* **THE PROBLEM**:
Where does the word "PRODERNEA" appear in the entries below? Copy each line that holds it.

* **DATA FOR ANALYSIS**:
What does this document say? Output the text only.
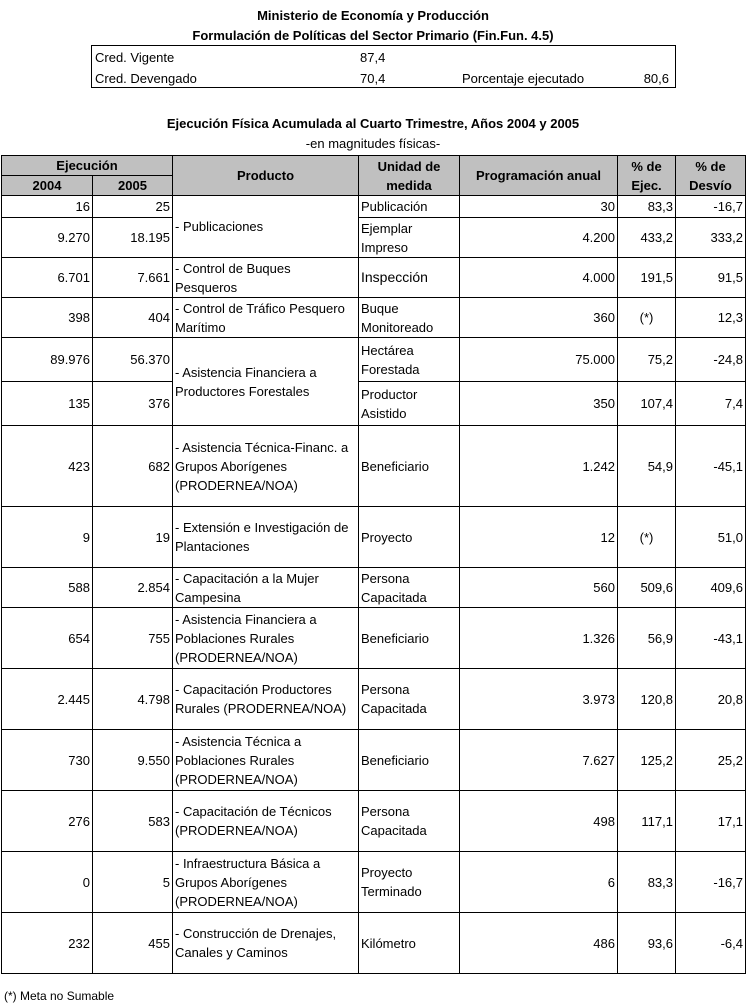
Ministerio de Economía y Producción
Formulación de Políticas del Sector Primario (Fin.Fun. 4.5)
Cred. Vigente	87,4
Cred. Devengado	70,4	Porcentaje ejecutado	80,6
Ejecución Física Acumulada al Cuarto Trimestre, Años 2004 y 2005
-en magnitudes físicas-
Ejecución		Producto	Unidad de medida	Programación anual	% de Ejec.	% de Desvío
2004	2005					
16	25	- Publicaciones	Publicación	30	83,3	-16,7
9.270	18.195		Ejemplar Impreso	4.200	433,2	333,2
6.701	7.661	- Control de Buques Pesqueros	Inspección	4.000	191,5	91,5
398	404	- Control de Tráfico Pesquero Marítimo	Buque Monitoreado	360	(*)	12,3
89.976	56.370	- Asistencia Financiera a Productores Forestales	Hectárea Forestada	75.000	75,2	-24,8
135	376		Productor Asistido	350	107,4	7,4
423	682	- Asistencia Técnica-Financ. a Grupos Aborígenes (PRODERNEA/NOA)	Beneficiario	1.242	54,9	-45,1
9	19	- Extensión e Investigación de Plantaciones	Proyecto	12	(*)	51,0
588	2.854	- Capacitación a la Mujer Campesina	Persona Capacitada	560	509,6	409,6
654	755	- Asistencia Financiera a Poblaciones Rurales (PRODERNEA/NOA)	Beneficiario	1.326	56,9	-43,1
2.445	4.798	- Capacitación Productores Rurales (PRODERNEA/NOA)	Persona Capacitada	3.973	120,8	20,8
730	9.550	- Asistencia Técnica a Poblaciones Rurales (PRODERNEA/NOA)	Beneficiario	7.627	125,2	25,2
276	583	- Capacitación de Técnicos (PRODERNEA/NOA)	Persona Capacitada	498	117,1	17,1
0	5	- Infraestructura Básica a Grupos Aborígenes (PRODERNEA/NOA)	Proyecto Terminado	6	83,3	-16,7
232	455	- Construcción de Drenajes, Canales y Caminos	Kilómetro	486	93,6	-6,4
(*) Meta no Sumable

* * *

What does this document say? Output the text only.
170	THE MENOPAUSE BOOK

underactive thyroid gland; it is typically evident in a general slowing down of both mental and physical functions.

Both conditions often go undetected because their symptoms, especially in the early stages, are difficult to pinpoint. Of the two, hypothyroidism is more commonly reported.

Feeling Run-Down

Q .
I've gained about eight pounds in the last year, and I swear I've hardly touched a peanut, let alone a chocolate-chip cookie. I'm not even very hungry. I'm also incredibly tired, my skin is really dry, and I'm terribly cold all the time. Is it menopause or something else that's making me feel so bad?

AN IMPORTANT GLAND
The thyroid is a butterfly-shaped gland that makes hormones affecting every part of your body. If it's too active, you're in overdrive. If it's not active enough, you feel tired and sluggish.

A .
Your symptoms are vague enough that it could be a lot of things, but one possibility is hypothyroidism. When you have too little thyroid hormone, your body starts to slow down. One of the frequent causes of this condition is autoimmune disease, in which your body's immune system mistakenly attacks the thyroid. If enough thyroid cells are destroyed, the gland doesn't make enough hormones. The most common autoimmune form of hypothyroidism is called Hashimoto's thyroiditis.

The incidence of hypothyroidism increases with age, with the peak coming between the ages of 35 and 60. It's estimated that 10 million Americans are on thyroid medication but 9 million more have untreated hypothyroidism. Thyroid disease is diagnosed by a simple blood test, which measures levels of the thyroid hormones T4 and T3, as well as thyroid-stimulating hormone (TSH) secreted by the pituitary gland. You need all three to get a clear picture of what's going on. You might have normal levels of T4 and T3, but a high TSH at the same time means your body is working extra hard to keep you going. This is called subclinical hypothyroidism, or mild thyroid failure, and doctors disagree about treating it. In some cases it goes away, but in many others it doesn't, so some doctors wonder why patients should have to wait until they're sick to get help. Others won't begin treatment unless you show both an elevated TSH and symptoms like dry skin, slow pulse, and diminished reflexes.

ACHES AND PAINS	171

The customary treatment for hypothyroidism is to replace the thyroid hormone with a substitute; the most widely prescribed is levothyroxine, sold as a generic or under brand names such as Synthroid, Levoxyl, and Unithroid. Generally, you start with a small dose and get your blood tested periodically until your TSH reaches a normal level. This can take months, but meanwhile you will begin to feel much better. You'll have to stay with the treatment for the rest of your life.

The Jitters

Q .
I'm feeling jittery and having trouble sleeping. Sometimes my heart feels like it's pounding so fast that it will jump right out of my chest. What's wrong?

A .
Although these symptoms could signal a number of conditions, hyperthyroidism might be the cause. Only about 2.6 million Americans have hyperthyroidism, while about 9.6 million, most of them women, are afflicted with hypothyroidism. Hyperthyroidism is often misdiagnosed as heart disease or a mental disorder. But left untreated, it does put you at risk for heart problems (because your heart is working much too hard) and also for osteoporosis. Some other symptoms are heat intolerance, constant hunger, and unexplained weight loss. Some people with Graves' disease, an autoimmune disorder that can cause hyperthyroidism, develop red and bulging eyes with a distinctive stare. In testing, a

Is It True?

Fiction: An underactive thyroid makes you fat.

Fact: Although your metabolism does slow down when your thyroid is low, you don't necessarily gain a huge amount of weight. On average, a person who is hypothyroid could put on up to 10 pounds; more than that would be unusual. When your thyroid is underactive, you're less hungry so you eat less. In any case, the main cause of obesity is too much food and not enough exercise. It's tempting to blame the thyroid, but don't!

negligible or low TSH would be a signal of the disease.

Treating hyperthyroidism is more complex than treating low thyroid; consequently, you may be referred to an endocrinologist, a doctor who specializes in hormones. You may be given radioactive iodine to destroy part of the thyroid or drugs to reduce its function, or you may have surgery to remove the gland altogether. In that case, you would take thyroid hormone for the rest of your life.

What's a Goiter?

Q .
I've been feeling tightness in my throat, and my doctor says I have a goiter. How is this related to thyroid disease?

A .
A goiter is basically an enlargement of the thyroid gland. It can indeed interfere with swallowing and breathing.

* **TASK ANSWER**:
423	682	- Asistencia Técnica-Financ. a Grupos Aborígenes (PRODERNEA/NOA)	Beneficiario	1.242	54,9	-45,1
654	755	- Asistencia Financiera a Poblaciones Rurales (PRODERNEA/NOA)	Beneficiario	1.326	56,9	-43,1
2.445	4.798	- Capacitación Productores Rurales (PRODERNEA/NOA)	Persona Capacitada	3.973	120,8	20,8
730	9.550	- Asistencia Técnica a Poblaciones Rurales (PRODERNEA/NOA)	Beneficiario	7.627	125,2	25,2
276	583	- Capacitación de Técnicos (PRODERNEA/NOA)	Persona Capacitada	498	117,1	17,1
0	5	- Infraestructura Básica a Grupos Aborígenes (PRODERNEA/NOA)	Proyecto Terminado	6	83,3	-16,7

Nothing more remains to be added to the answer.